** start Exercise data **

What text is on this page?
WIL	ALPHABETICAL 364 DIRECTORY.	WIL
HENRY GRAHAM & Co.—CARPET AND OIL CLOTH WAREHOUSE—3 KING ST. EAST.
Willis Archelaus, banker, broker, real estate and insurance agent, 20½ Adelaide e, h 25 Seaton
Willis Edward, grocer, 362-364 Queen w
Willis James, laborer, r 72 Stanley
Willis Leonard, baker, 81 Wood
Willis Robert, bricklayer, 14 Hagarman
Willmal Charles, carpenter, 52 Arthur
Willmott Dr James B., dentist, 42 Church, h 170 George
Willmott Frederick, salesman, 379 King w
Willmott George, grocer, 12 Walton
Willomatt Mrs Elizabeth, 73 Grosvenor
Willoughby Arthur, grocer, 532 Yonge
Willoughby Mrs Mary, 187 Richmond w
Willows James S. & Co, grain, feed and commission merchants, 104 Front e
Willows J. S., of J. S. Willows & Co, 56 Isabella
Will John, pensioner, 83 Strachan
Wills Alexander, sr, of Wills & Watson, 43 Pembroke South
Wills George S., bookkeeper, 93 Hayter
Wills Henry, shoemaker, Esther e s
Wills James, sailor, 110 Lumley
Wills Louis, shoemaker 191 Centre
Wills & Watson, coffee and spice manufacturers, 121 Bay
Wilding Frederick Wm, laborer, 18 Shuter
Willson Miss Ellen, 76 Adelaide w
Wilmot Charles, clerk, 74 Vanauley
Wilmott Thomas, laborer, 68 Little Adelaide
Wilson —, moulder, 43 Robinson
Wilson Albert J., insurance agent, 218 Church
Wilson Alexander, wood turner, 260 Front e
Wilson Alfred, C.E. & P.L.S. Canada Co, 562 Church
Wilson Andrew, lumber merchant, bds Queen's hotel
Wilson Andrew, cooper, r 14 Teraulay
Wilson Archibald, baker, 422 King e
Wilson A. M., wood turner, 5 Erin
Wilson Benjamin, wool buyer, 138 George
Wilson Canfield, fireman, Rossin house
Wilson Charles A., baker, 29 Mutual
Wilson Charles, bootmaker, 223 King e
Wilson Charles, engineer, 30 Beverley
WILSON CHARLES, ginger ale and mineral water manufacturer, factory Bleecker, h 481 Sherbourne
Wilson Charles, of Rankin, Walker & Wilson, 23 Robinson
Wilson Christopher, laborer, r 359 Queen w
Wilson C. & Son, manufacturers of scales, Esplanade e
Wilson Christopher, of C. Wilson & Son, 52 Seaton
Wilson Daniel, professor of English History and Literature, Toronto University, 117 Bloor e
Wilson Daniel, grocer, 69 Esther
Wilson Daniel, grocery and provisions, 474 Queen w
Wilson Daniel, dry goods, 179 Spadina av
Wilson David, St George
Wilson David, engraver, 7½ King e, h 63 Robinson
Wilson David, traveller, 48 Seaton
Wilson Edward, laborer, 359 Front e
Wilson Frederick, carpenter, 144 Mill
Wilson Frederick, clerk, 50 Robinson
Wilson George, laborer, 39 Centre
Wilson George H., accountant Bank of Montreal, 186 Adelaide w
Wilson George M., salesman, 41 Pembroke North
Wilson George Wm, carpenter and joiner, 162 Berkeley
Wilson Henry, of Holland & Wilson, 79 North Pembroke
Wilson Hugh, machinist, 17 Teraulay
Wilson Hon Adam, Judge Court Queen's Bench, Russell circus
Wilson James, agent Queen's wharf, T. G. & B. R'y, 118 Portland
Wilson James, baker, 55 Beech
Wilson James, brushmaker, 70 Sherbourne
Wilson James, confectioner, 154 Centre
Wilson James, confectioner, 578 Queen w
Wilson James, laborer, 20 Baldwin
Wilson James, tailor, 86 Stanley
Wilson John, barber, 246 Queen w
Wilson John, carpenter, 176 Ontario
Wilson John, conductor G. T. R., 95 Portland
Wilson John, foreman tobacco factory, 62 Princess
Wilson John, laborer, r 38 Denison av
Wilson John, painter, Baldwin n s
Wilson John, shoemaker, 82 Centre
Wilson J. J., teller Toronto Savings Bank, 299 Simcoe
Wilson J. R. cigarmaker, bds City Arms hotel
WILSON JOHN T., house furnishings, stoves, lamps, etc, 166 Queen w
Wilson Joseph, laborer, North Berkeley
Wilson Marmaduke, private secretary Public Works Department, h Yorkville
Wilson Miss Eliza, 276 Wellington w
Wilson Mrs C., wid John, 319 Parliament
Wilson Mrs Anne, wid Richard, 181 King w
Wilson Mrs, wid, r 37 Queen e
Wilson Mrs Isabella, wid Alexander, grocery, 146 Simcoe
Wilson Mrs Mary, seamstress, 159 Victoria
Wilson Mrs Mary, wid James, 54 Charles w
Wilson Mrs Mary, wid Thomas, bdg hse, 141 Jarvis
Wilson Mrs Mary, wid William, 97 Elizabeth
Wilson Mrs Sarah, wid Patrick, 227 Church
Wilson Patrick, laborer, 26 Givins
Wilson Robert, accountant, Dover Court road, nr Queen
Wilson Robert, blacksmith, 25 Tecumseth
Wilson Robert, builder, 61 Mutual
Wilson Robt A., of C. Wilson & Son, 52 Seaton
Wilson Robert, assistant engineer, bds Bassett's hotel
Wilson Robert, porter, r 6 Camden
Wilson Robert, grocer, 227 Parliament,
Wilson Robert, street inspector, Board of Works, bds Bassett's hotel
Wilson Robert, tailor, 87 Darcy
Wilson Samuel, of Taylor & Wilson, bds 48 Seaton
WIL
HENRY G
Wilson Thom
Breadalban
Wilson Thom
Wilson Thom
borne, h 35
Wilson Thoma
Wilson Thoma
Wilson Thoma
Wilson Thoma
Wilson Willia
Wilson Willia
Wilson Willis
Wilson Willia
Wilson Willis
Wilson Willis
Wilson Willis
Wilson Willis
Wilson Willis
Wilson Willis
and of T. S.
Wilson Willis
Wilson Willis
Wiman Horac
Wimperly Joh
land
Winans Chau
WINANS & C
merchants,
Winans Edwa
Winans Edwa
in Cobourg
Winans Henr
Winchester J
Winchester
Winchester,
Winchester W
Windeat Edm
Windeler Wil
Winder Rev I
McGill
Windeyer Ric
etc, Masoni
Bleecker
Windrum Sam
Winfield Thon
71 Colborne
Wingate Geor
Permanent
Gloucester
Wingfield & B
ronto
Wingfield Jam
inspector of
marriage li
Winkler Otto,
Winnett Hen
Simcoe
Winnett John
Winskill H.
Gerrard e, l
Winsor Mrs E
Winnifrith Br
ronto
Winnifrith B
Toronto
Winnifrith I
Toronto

** end Exercise data **

- What needs to be done
Respond with nothing but the number of lines in the entries that contain the string "Thomas".

- Problem solution
2